INPUT RECORDS: Begin

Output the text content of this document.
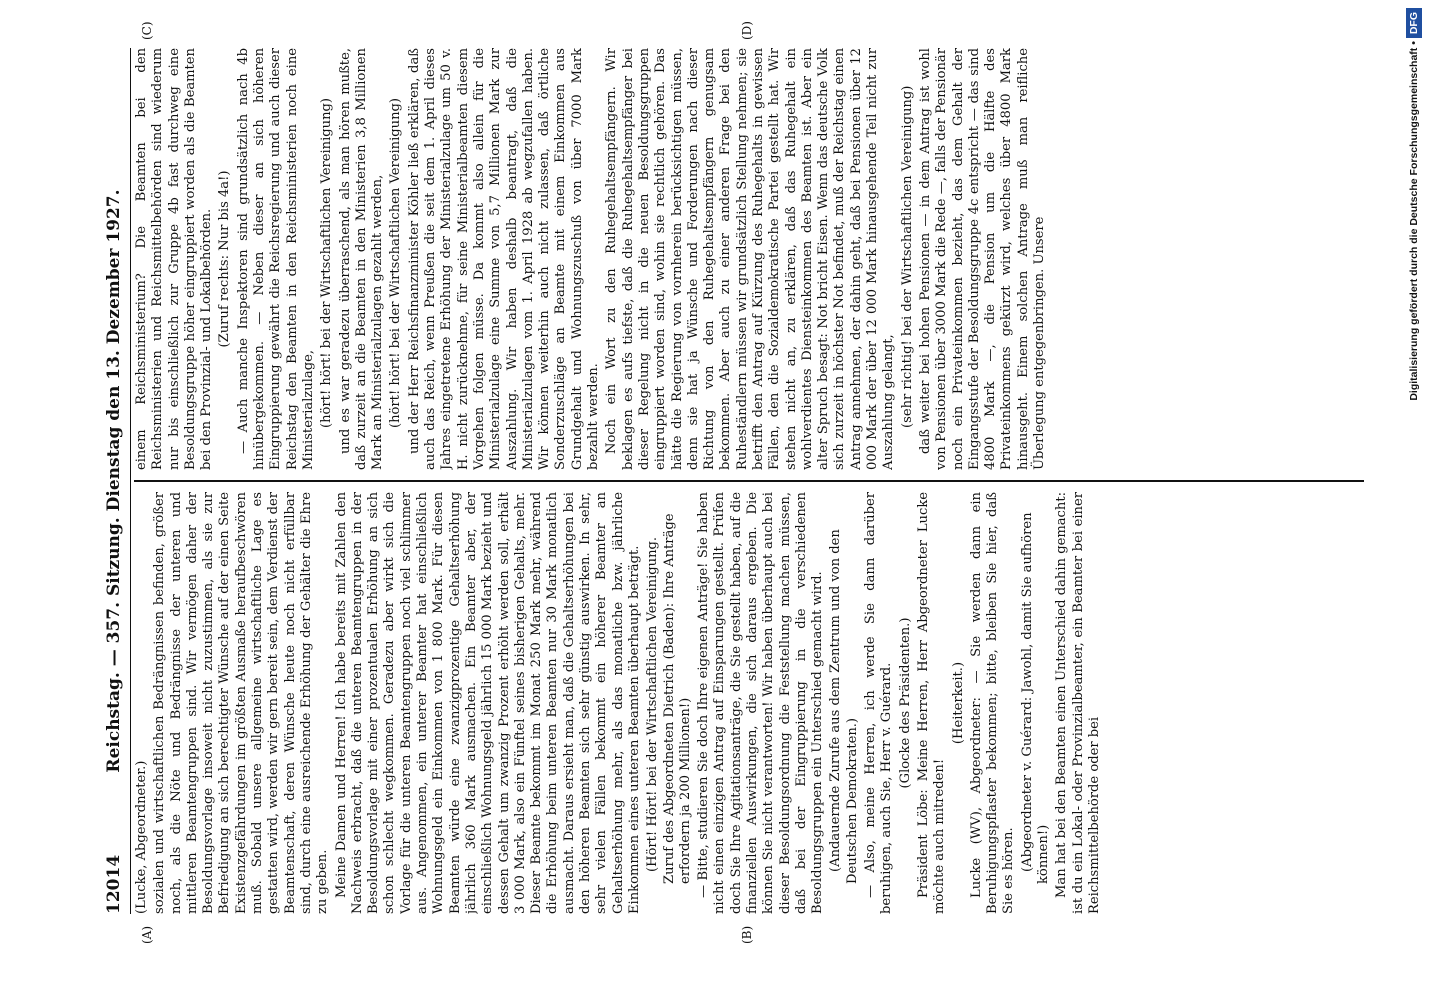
12014
Reichstag. — 357. Sitzung. Dienstag den 13. Dezember 1927.

(Lucke, Abgeordneter.) sozialen und wirtschaftlichen Bedrängnissen befinden, größer noch, als die Nöte und Bedrängnisse der unteren und mittleren Beamtengruppen sind. Wir vermögen daher der Besoldungsvorlage insoweit nicht zuzustimmen, als sie zur Befriedigung an sich berechtigter Wünsche auf der einen Seite Existenzgefährdungen im größten Ausmaße heraufbeschwören muß. Sobald unsere allgemeine wirtschaftliche Lage es gestatten wird, werden wir gern bereit sein, dem Verdienst der Beamtenschaft, deren Wünsche heute noch nicht erfüllbar sind, durch eine ausreichende Erhöhung der Gehälter die Ehre zu geben. Meine Damen und Herren! Ich habe bereits mit Zahlen den Nachweis erbracht, daß die unteren Beamtengruppen in der Besoldungsvorlage mit einer prozentualen Erhöhung an sich schon schlecht wegkommen. Geradezu aber wirkt sich die Vorlage für die unteren Beamtengruppen noch viel schlimmer aus. Angenommen, ein unterer Beamter hat einschließlich Wohnungsgeld ein Einkommen von 1 800 Mark. Für diesen Beamten würde eine zwanzigprozentige Gehaltserhöhung jährlich 360 Mark ausmachen. Ein Beamter aber, der einschließlich Wohnungsgeld jährlich 15 000 Mark bezieht und dessen Gehalt um zwanzig Prozent erhöht werden soll, erhält 3 000 Mark, also ein Fünftel seines bisherigen Gehalts, mehr. Dieser Beamte bekommt im Monat 250 Mark mehr, während die Erhöhung beim unteren Beamten nur 30 Mark monatlich ausmacht. Daraus ersieht man, daß die Gehaltserhöhungen bei den höheren Beamten sich sehr günstig auswirken. In sehr, sehr vielen Fällen bekommt ein höherer Beamter an Gehaltserhöhung mehr, als das monatliche bzw. jährliche Einkommen eines unteren Beamten überhaupt beträgt. (Hört! Hört! bei der Wirtschaftlichen Vereinigung. Zuruf des Abgeordneten Dietrich (Baden): Ihre Anträge erfordern ja 200 Millionen!) — Bitte, studieren Sie doch Ihre eigenen Anträge! Sie haben nicht einen einzigen Antrag auf Einsparungen gestellt. Prüfen doch Sie Ihre Agitationsanträge, die Sie gestellt haben, auf die finanziellen Auswirkungen, die sich daraus ergeben. Die können Sie nicht verantworten! Wir haben überhaupt auch bei dieser Besoldungsordnung die Feststellung machen müssen, daß bei der Eingruppierung in die verschiedenen Besoldungsgruppen ein Unterschied gemacht wird. (Andauernde Zurufe aus dem Zentrum und von den Deutschen Demokraten.) — Also, meine Herren, ich werde Sie dann darüber beruhigen, auch Sie, Herr v. Guérard. (Glocke des Präsidenten.) Präsident Löbe: Meine Herren, Herr Abgeordneter Lucke möchte auch mitreden!

(Heiterkeit.) Lucke (WV), Abgeordneter: — Sie werden dann ein Beruhigungspflaster bekommen; bitte, bleiben Sie hier, daß Sie es hören. (Abgeordneter v. Guérard: Jawohl, damit Sie aufhören können!) Man hat bei den Beamten einen Unterschied dahin gemacht: ist du ein Lokal- oder Provinzialbeamter, ein Beamter bei einer Reichsmittelbehörde oder bei

einem Reichsministerium? Die Beamten bei den Reichsministerien und Reichsmittelbehörden sind wiederum nur bis einschließlich zur Gruppe 4b fast durchweg eine Besoldungsgruppe höher eingruppiert worden als die Beamten bei den Provinzial- und Lokalbehörden. (Zuruf rechts: Nur bis 4a!) — Auch manche Inspektoren sind grundsätzlich nach 4b hinübergekommen. — Neben dieser an sich höheren Eingruppierung gewährt die Reichsregierung und auch dieser Reichstag den Beamten in den Reichsministerien noch eine Ministerialzulage, (hört! hört! bei der Wirtschaftlichen Vereinigung) und es war geradezu überraschend, als man hören mußte, daß zurzeit an die Beamten in den Ministerien 3,8 Millionen Mark an Ministerialzulagen gezahlt werden, (hört! hört! bei der Wirtschaftlichen Vereinigung) und der Herr Reichsfinanzminister Köhler ließ erklären, daß auch das Reich, wenn Preußen die seit dem 1. April dieses Jahres eingetretene Erhöhung der Ministerialzulage um 50 v. H. nicht zurücknehme, für seine Ministerialbeamten diesem Vorgehen folgen müsse. Da kommt also allein für die Ministerialzulage eine Summe von 5,7 Millionen Mark zur Auszahlung. Wir haben deshalb beantragt, daß die Ministerialzulagen vom 1. April 1928 ab wegzufallen haben. Wir können weiterhin auch nicht zulassen, daß örtliche Sonderzuschläge an Beamte mit einem Einkommen aus Grundgehalt und Wohnungszuschuß von über 7000 Mark bezahlt werden. Noch ein Wort zu den Ruhegehaltsempfängern. Wir beklagen es aufs tiefste, daß die Ruhegehaltsempfänger bei dieser Regelung nicht in die neuen Besoldungsgruppen eingruppiert worden sind, wohin sie rechtlich gehören. Das hätte die Regierung von vornherein berücksichtigen müssen, denn sie hat ja Wünsche und Forderungen nach dieser Richtung von den Ruhegehaltsempfängern genugsam bekommen. Aber auch zu einer anderen Frage bei den Ruheständlern müssen wir grundsätzlich Stellung nehmen; sie betrifft den Antrag auf Kürzung des Ruhegehalts in gewissen Fällen, den die Sozialdemokratische Partei gestellt hat. Wir stehen nicht an, zu erklären, daß das Ruhegehalt ein wohlverdientes Diensteinkommen des Beamten ist. Aber ein alter Spruch besagt: Not bricht Eisen. Wenn das deutsche Volk sich zurzeit in höchster Not befindet, muß der Reichstag einen Antrag annehmen, der dahin geht, daß bei Pensionen über 12 000 Mark der über 12 000 Mark hinausgehende Teil nicht zur Auszahlung gelangt, (sehr richtig! bei der Wirtschaftlichen Vereinigung) daß weiter bei hohen Pensionen — in dem Antrag ist wohl von Pensionen über 3000 Mark die Rede —, falls der Pensionär noch ein Privateinkommen bezieht, das dem Gehalt der Eingangsstufe der Besoldungsgruppe 4c entspricht — das sind 4800 Mark —, die Pension um die Hälfte des Privateinkommens gekürzt wird, welches über 4800 Mark hinausgeht. Einem solchen Antrage muß man reifliche Überlegung entgegenbringen. Unsere

(A)	(B)
(C)	(D)
Digitalisierung gefördert durch die Deutsche Forschungsgemeinschaft • DFG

INPUT RECORDS: End

* DIRECTIONS *
Every entry above is to be set down exactly; the pictures are to be left out.

* SOLUTION TO THE PROBLEM *
Output the text content of this document.
12014
Reichstag. — 357. Sitzung. Dienstag den 13. Dezember 1927.

(Lucke, Abgeordneter.) sozialen und wirtschaftlichen Bedrängnissen befinden, größer noch, als die Nöte und Bedrängnisse der unteren und mittleren Beamtengruppen sind. Wir vermögen daher der Besoldungsvorlage insoweit nicht zuzustimmen, als sie zur Befriedigung an sich berechtigter Wünsche auf der einen Seite Existenzgefährdungen im größten Ausmaße heraufbeschwören muß. Sobald unsere allgemeine wirtschaftliche Lage es gestatten wird, werden wir gern bereit sein, dem Verdienst der Beamtenschaft, deren Wünsche heute noch nicht erfüllbar sind, durch eine ausreichende Erhöhung der Gehälter die Ehre zu geben. Meine Damen und Herren! Ich habe bereits mit Zahlen den Nachweis erbracht, daß die unteren Beamtengruppen in der Besoldungsvorlage mit einer prozentualen Erhöhung an sich schon schlecht wegkommen. Geradezu aber wirkt sich die Vorlage für die unteren Beamtengruppen noch viel schlimmer aus. Angenommen, ein unterer Beamter hat einschließlich Wohnungsgeld ein Einkommen von 1 800 Mark. Für diesen Beamten würde eine zwanzigprozentige Gehaltserhöhung jährlich 360 Mark ausmachen. Ein Beamter aber, der einschließlich Wohnungsgeld jährlich 15 000 Mark bezieht und dessen Gehalt um zwanzig Prozent erhöht werden soll, erhält 3 000 Mark, also ein Fünftel seines bisherigen Gehalts, mehr. Dieser Beamte bekommt im Monat 250 Mark mehr, während die Erhöhung beim unteren Beamten nur 30 Mark monatlich ausmacht. Daraus ersieht man, daß die Gehaltserhöhungen bei den höheren Beamten sich sehr günstig auswirken. In sehr, sehr vielen Fällen bekommt ein höherer Beamter an Gehaltserhöhung mehr, als das monatliche bzw. jährliche Einkommen eines unteren Beamten überhaupt beträgt. (Hört! Hört! bei der Wirtschaftlichen Vereinigung. Zuruf des Abgeordneten Dietrich (Baden): Ihre Anträge erfordern ja 200 Millionen!) — Bitte, studieren Sie doch Ihre eigenen Anträge! Sie haben nicht einen einzigen Antrag auf Einsparungen gestellt. Prüfen doch Sie Ihre Agitationsanträge, die Sie gestellt haben, auf die finanziellen Auswirkungen, die sich daraus ergeben. Die können Sie nicht verantworten! Wir haben überhaupt auch bei dieser Besoldungsordnung die Feststellung machen müssen, daß bei der Eingruppierung in die verschiedenen Besoldungsgruppen ein Unterschied gemacht wird. (Andauernde Zurufe aus dem Zentrum und von den Deutschen Demokraten.) — Also, meine Herren, ich werde Sie dann darüber beruhigen, auch Sie, Herr v. Guérard. (Glocke des Präsidenten.) Präsident Löbe: Meine Herren, Herr Abgeordneter Lucke möchte auch mitreden!

(Heiterkeit.) Lucke (WV), Abgeordneter: — Sie werden dann ein Beruhigungspflaster bekommen; bitte, bleiben Sie hier, daß Sie es hören. (Abgeordneter v. Guérard: Jawohl, damit Sie aufhören können!) Man hat bei den Beamten einen Unterschied dahin gemacht: ist du ein Lokal- oder Provinzialbeamter, ein Beamter bei einer Reichsmittelbehörde oder bei

einem Reichsministerium? Die Beamten bei den Reichsministerien und Reichsmittelbehörden sind wiederum nur bis einschließlich zur Gruppe 4b fast durchweg eine Besoldungsgruppe höher eingruppiert worden als die Beamten bei den Provinzial- und Lokalbehörden. (Zuruf rechts: Nur bis 4a!) — Auch manche Inspektoren sind grundsätzlich nach 4b hinübergekommen. — Neben dieser an sich höheren Eingruppierung gewährt die Reichsregierung und auch dieser Reichstag den Beamten in den Reichsministerien noch eine Ministerialzulage, (hört! hört! bei der Wirtschaftlichen Vereinigung) und es war geradezu überraschend, als man hören mußte, daß zurzeit an die Beamten in den Ministerien 3,8 Millionen Mark an Ministerialzulagen gezahlt werden, (hört! hört! bei der Wirtschaftlichen Vereinigung) und der Herr Reichsfinanzminister Köhler ließ erklären, daß auch das Reich, wenn Preußen die seit dem 1. April dieses Jahres eingetretene Erhöhung der Ministerialzulage um 50 v. H. nicht zurücknehme, für seine Ministerialbeamten diesem Vorgehen folgen müsse. Da kommt also allein für die Ministerialzulage eine Summe von 5,7 Millionen Mark zur Auszahlung. Wir haben deshalb beantragt, daß die Ministerialzulagen vom 1. April 1928 ab wegzufallen haben. Wir können weiterhin auch nicht zulassen, daß örtliche Sonderzuschläge an Beamte mit einem Einkommen aus Grundgehalt und Wohnungszuschuß von über 7000 Mark bezahlt werden. Noch ein Wort zu den Ruhegehaltsempfängern. Wir beklagen es aufs tiefste, daß die Ruhegehaltsempfänger bei dieser Regelung nicht in die neuen Besoldungsgruppen eingruppiert worden sind, wohin sie rechtlich gehören. Das hätte die Regierung von vornherein berücksichtigen müssen, denn sie hat ja Wünsche und Forderungen nach dieser Richtung von den Ruhegehaltsempfängern genugsam bekommen. Aber auch zu einer anderen Frage bei den Ruheständlern müssen wir grundsätzlich Stellung nehmen; sie betrifft den Antrag auf Kürzung des Ruhegehalts in gewissen Fällen, den die Sozialdemokratische Partei gestellt hat. Wir stehen nicht an, zu erklären, daß das Ruhegehalt ein wohlverdientes Diensteinkommen des Beamten ist. Aber ein alter Spruch besagt: Not bricht Eisen. Wenn das deutsche Volk sich zurzeit in höchster Not befindet, muß der Reichstag einen Antrag annehmen, der dahin geht, daß bei Pensionen über 12 000 Mark der über 12 000 Mark hinausgehende Teil nicht zur Auszahlung gelangt, (sehr richtig! bei der Wirtschaftlichen Vereinigung) daß weiter bei hohen Pensionen — in dem Antrag ist wohl von Pensionen über 3000 Mark die Rede —, falls der Pensionär noch ein Privateinkommen bezieht, das dem Gehalt der Eingangsstufe der Besoldungsgruppe 4c entspricht — das sind 4800 Mark —, die Pension um die Hälfte des Privateinkommens gekürzt wird, welches über 4800 Mark hinausgeht. Einem solchen Antrage muß man reifliche Überlegung entgegenbringen. Unsere

(A)	(B)
(C)	(D)
Digitalisierung gefördert durch die Deutsche Forschungsgemeinschaft • DFG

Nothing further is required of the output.